Instrukcje i wymagania: Przepisz poniższe rekordy w całości, zamieniając każde wystąpienie „heat-count” na „popularity-count”. Pozostały tekst ma pozostać bez zmian.

=== Dostarczone rekordy ===

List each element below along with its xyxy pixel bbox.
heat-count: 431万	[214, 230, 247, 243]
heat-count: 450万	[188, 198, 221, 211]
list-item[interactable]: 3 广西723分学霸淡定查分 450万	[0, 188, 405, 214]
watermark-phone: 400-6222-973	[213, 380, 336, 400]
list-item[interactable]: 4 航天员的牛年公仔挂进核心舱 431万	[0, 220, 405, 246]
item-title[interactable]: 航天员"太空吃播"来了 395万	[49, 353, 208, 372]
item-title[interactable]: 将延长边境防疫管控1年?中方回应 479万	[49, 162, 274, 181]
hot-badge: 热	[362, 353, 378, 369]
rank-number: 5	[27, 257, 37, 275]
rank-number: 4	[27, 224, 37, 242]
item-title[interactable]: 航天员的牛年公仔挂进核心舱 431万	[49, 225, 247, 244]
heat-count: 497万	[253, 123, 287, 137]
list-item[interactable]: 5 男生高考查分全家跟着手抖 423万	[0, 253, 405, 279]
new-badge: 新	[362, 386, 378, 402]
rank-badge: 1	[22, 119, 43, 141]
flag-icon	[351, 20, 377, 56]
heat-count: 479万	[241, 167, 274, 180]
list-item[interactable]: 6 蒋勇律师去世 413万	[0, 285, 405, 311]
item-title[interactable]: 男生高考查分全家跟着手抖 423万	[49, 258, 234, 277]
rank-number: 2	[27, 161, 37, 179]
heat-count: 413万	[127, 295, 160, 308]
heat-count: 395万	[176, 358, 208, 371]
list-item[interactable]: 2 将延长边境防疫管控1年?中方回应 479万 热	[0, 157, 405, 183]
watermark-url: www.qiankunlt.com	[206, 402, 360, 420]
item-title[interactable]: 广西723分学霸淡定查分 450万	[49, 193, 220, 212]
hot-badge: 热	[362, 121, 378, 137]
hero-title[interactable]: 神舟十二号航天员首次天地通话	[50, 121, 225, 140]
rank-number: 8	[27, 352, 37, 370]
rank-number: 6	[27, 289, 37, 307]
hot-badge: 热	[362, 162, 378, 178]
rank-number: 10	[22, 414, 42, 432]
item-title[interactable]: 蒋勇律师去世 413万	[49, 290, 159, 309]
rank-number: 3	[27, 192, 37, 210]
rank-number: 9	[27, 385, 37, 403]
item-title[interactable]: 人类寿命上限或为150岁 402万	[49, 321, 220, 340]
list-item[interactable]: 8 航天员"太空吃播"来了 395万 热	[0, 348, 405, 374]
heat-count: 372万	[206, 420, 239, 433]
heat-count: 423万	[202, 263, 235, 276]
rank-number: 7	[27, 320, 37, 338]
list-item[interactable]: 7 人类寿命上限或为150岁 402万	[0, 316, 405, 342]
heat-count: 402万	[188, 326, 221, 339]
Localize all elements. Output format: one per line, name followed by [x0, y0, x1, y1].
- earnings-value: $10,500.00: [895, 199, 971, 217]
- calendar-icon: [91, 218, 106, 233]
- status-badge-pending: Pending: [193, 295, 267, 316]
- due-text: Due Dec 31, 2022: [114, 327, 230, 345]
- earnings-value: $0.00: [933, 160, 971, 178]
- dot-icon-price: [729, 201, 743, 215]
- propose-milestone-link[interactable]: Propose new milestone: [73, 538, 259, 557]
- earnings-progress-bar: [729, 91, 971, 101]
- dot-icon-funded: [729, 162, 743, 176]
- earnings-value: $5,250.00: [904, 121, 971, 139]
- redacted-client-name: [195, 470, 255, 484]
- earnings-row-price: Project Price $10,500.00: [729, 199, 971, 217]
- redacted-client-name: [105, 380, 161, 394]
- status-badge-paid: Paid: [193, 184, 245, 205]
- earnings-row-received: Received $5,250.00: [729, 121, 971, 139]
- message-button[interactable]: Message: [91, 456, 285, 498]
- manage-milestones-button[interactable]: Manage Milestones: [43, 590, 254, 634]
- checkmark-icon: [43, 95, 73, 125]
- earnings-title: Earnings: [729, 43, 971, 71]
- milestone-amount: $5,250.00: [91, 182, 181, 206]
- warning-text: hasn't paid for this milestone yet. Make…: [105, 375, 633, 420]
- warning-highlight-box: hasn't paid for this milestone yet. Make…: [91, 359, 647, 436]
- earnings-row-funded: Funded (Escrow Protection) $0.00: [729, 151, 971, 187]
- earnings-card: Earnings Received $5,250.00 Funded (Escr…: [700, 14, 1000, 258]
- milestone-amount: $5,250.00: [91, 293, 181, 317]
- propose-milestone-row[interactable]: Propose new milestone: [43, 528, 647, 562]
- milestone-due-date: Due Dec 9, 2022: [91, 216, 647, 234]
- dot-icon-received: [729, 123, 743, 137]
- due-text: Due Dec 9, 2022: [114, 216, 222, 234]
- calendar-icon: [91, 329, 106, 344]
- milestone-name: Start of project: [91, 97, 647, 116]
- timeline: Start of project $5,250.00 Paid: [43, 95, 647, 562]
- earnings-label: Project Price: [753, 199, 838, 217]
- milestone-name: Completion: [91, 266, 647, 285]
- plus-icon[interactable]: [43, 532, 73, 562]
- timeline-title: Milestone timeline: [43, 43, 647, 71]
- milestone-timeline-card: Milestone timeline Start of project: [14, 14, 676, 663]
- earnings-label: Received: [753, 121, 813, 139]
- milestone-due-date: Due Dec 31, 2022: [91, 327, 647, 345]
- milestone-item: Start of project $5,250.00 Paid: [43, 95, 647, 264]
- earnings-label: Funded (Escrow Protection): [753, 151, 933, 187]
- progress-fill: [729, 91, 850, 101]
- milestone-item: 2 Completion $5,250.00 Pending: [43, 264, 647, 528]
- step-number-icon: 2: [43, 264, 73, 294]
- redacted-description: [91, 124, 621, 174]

===

Odpowiedź na zadanie:
List each element below along with its xyxy pixel bbox.
popularity-count: 431万	[214, 230, 247, 243]
popularity-count: 450万	[188, 198, 221, 211]
list-item[interactable]: 3 广西723分学霸淡定查分 450万	[0, 188, 405, 214]
watermark-phone: 400-6222-973	[213, 380, 336, 400]
list-item[interactable]: 4 航天员的牛年公仔挂进核心舱 431万	[0, 220, 405, 246]
item-title[interactable]: 航天员"太空吃播"来了 395万	[49, 353, 208, 372]
item-title[interactable]: 将延长边境防疫管控1年?中方回应 479万	[49, 162, 274, 181]
hot-badge: 热	[362, 353, 378, 369]
rank-number: 5	[27, 257, 37, 275]
rank-number: 4	[27, 224, 37, 242]
item-title[interactable]: 航天员的牛年公仔挂进核心舱 431万	[49, 225, 247, 244]
popularity-count: 497万	[253, 123, 287, 137]
list-item[interactable]: 5 男生高考查分全家跟着手抖 423万	[0, 253, 405, 279]
new-badge: 新	[362, 386, 378, 402]
rank-badge: 1	[22, 119, 43, 141]
flag-icon	[351, 20, 377, 56]
popularity-count: 479万	[241, 167, 274, 180]
list-item[interactable]: 6 蒋勇律师去世 413万	[0, 285, 405, 311]
item-title[interactable]: 男生高考查分全家跟着手抖 423万	[49, 258, 234, 277]
rank-number: 2	[27, 161, 37, 179]
popularity-count: 413万	[127, 295, 160, 308]
popularity-count: 395万	[176, 358, 208, 371]
list-item[interactable]: 2 将延长边境防疫管控1年?中方回应 479万 热	[0, 157, 405, 183]
watermark-url: www.qiankunlt.com	[206, 402, 360, 420]
item-title[interactable]: 广西723分学霸淡定查分 450万	[49, 193, 220, 212]
hot-badge: 热	[362, 121, 378, 137]
hero-title[interactable]: 神舟十二号航天员首次天地通话	[50, 121, 225, 140]
rank-number: 8	[27, 352, 37, 370]
rank-number: 6	[27, 289, 37, 307]
hot-badge: 热	[362, 162, 378, 178]
rank-number: 10	[22, 414, 42, 432]
item-title[interactable]: 蒋勇律师去世 413万	[49, 290, 159, 309]
rank-number: 3	[27, 192, 37, 210]
rank-number: 9	[27, 385, 37, 403]
item-title[interactable]: 人类寿命上限或为150岁 402万	[49, 321, 220, 340]
list-item[interactable]: 8 航天员"太空吃播"来了 395万 热	[0, 348, 405, 374]
popularity-count: 372万	[206, 420, 239, 433]
popularity-count: 423万	[202, 263, 235, 276]
rank-number: 7	[27, 320, 37, 338]
list-item[interactable]: 7 人类寿命上限或为150岁 402万	[0, 316, 405, 342]
popularity-count: 402万	[188, 326, 221, 339]
Localize all elements. Output format: one per line, name followed by [x0, y0, x1, y1].
- earnings-value: $10,500.00: [895, 199, 971, 217]
- calendar-icon: [91, 218, 106, 233]
- status-badge-pending: Pending: [193, 295, 267, 316]
- due-text: Due Dec 31, 2022: [114, 327, 230, 345]
- earnings-value: $0.00: [933, 160, 971, 178]
- dot-icon-price: [729, 201, 743, 215]
- propose-milestone-link[interactable]: Propose new milestone: [73, 538, 259, 557]
- earnings-progress-bar: [729, 91, 971, 101]
- dot-icon-funded: [729, 162, 743, 176]
- earnings-value: $5,250.00: [904, 121, 971, 139]
- redacted-client-name: [195, 470, 255, 484]
- earnings-row-price: Project Price $10,500.00: [729, 199, 971, 217]
- redacted-client-name: [105, 380, 161, 394]
- status-badge-paid: Paid: [193, 184, 245, 205]
- earnings-row-received: Received $5,250.00: [729, 121, 971, 139]
- message-button[interactable]: Message: [91, 456, 285, 498]
- manage-milestones-button[interactable]: Manage Milestones: [43, 590, 254, 634]
- checkmark-icon: [43, 95, 73, 125]
- earnings-title: Earnings: [729, 43, 971, 71]
- milestone-amount: $5,250.00: [91, 182, 181, 206]
- warning-text: hasn't paid for this milestone yet. Make…: [105, 375, 633, 420]
- warning-highlight-box: hasn't paid for this milestone yet. Make…: [91, 359, 647, 436]
- earnings-row-funded: Funded (Escrow Protection) $0.00: [729, 151, 971, 187]
- earnings-card: Earnings Received $5,250.00 Funded (Escr…: [700, 14, 1000, 258]
- milestone-amount: $5,250.00: [91, 293, 181, 317]
- propose-milestone-row[interactable]: Propose new milestone: [43, 528, 647, 562]
- milestone-due-date: Due Dec 9, 2022: [91, 216, 647, 234]
- dot-icon-received: [729, 123, 743, 137]
- due-text: Due Dec 9, 2022: [114, 216, 222, 234]
- calendar-icon: [91, 329, 106, 344]
- milestone-name: Start of project: [91, 97, 647, 116]
- timeline: Start of project $5,250.00 Paid: [43, 95, 647, 562]
- earnings-label: Project Price: [753, 199, 838, 217]
- milestone-name: Completion: [91, 266, 647, 285]
- plus-icon[interactable]: [43, 532, 73, 562]
- timeline-title: Milestone timeline: [43, 43, 647, 71]
- milestone-timeline-card: Milestone timeline Start of project: [14, 14, 676, 663]
- earnings-label: Received: [753, 121, 813, 139]
- milestone-due-date: Due Dec 31, 2022: [91, 327, 647, 345]
- milestone-item: Start of project $5,250.00 Paid: [43, 95, 647, 264]
- earnings-label: Funded (Escrow Protection): [753, 151, 933, 187]
- progress-fill: [729, 91, 850, 101]
- milestone-item: 2 Completion $5,250.00 Pending: [43, 264, 647, 528]
- step-number-icon: 2: [43, 264, 73, 294]
- redacted-description: [91, 124, 621, 174]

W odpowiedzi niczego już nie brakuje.